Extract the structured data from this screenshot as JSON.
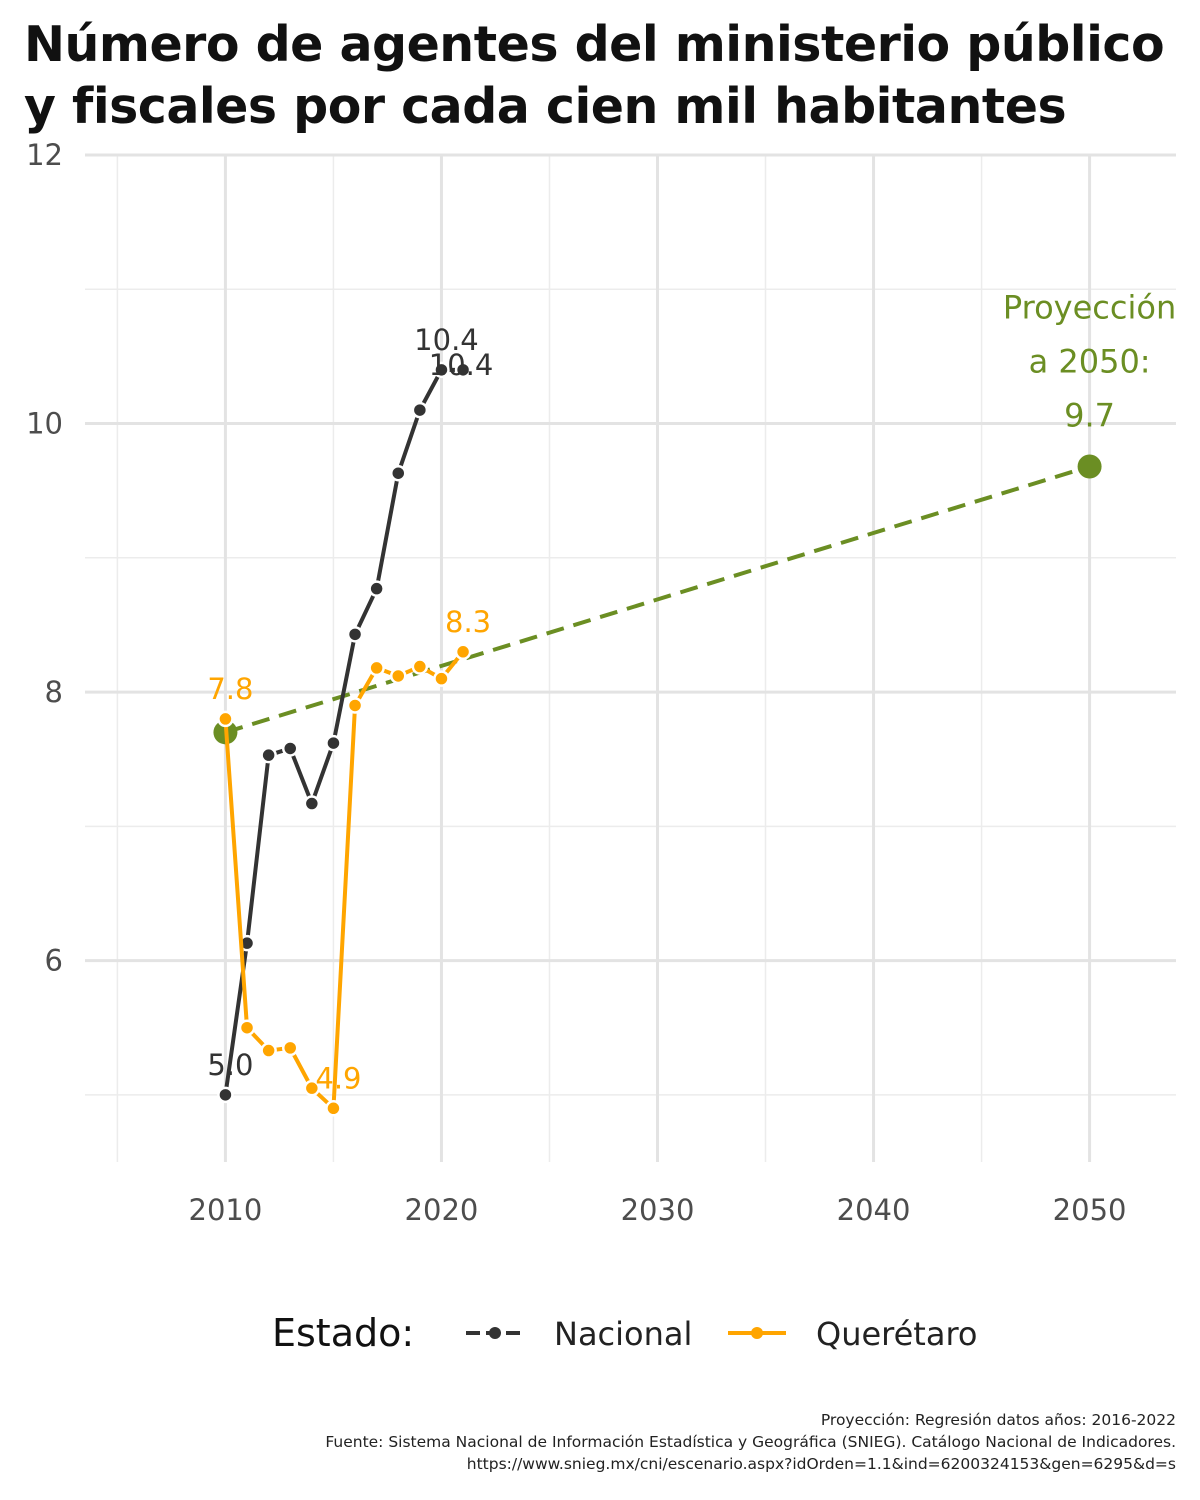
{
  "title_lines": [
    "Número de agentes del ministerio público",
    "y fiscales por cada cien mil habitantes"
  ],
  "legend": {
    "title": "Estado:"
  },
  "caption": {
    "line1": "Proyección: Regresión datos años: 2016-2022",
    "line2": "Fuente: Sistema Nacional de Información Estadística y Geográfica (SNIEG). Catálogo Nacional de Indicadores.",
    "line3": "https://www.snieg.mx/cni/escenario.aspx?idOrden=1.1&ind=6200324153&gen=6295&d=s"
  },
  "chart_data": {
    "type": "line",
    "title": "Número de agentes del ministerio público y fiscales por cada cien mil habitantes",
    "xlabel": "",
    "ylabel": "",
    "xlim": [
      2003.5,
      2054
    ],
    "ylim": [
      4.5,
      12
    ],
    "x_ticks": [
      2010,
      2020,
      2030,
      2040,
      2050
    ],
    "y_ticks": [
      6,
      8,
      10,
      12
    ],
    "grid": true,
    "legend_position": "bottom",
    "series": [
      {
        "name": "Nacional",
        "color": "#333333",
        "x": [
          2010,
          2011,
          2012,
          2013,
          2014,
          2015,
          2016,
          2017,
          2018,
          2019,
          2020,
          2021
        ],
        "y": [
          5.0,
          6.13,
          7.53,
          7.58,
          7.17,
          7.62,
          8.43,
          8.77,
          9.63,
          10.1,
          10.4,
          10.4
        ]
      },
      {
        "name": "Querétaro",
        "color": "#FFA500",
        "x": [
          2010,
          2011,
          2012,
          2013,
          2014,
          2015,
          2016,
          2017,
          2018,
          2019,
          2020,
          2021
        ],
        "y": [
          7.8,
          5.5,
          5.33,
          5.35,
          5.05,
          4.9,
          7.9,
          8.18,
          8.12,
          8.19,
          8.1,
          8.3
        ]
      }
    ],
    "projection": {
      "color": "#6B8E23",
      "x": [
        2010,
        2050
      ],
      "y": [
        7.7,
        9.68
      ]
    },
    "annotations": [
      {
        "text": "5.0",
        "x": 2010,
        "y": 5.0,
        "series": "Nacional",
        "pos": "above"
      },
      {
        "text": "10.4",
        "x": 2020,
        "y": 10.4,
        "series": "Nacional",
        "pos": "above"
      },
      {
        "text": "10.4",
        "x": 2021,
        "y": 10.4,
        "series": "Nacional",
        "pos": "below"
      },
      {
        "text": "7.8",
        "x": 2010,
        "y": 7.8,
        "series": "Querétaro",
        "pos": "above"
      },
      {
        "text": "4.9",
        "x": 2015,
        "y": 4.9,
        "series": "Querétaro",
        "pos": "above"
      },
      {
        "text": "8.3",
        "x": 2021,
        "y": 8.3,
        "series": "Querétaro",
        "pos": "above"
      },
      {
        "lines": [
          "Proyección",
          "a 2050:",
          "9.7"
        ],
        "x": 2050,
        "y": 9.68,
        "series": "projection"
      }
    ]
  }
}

--

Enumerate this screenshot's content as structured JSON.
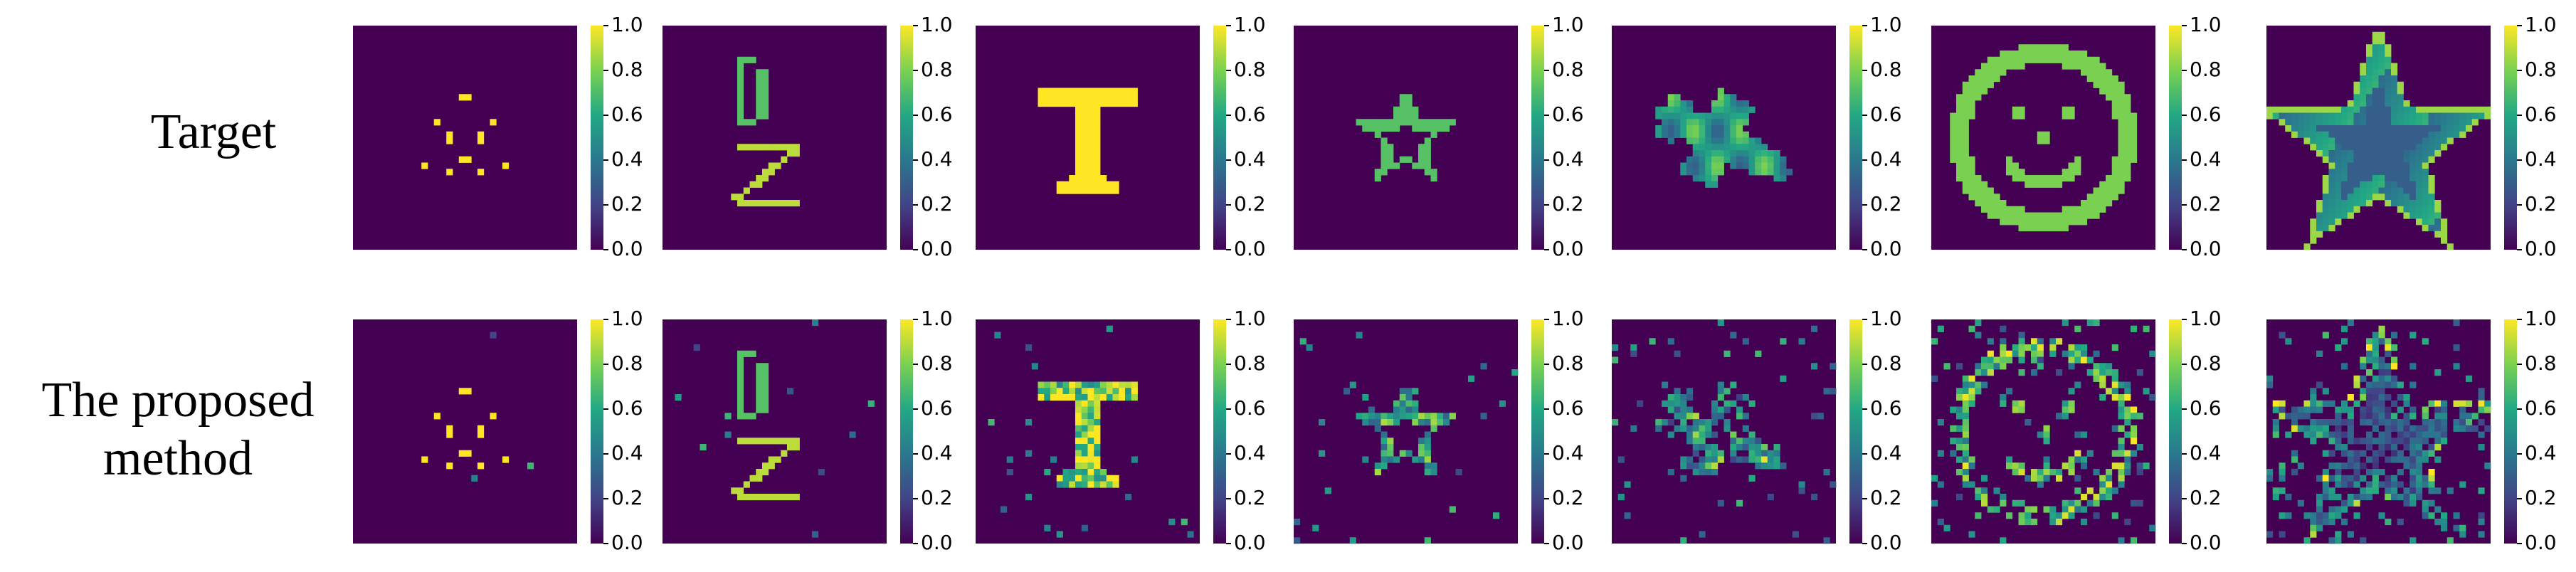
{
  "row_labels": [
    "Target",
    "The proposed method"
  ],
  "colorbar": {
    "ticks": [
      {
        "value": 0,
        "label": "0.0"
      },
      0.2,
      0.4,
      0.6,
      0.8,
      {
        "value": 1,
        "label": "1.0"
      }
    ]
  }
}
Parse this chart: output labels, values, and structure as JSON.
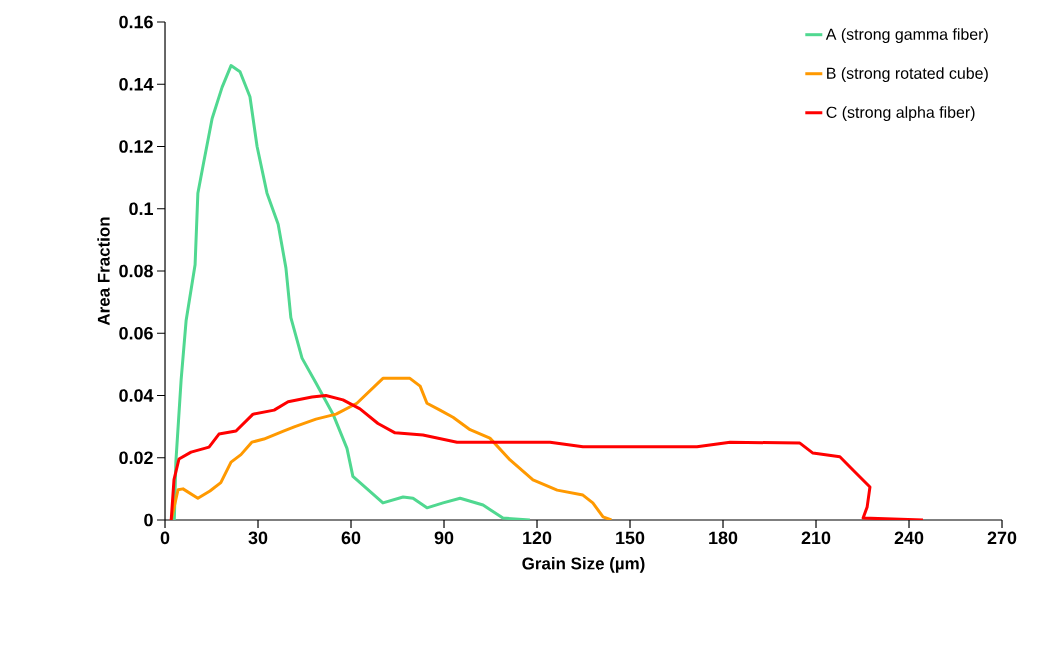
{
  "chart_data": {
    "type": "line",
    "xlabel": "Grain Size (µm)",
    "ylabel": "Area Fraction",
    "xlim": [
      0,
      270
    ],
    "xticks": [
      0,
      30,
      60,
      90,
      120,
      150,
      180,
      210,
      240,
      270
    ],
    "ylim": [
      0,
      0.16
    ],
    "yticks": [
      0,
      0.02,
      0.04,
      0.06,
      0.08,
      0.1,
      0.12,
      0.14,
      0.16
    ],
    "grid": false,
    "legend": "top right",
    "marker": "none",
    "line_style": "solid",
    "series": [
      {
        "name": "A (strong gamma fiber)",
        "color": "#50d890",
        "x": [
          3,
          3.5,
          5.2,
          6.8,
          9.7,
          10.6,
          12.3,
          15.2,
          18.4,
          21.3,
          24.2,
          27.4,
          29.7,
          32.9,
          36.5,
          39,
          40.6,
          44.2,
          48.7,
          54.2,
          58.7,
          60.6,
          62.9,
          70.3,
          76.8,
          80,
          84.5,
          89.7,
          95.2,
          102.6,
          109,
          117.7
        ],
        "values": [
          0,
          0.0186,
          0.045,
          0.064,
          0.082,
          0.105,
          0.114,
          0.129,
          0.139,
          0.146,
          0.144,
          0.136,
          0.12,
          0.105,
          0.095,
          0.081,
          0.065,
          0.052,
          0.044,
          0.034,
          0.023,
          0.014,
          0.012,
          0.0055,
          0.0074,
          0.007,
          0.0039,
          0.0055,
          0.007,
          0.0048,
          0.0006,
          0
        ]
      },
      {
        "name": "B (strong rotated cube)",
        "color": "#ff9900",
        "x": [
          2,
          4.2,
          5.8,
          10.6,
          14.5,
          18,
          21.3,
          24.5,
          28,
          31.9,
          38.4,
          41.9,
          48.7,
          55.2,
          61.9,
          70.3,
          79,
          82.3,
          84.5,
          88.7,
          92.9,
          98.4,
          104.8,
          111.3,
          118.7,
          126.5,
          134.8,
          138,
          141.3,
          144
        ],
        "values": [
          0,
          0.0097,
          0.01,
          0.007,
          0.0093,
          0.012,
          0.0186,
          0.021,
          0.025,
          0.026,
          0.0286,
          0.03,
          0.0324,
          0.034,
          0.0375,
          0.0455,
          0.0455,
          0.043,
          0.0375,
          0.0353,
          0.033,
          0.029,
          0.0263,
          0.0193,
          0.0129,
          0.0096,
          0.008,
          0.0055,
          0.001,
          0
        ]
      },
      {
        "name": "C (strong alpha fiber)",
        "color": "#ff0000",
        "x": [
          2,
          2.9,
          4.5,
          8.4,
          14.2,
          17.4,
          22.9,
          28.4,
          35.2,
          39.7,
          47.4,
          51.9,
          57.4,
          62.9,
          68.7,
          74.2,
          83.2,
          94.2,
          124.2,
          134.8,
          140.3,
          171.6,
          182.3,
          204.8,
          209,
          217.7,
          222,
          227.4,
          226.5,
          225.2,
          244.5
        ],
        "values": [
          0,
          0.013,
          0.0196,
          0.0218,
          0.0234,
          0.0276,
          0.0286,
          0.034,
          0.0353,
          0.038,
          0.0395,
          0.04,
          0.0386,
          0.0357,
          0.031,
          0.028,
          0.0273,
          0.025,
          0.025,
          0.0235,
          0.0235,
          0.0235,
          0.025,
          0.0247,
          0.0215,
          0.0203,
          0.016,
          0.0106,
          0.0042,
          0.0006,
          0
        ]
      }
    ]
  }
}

TASK DETAILS
Copy all lines in the listing above where the string "agentes" appears.

PROBLEM SOLUTION
    "Número de agentes del ministerio público",
    "title": "Número de agentes del ministerio público y fiscales por cada cien mil habitantes",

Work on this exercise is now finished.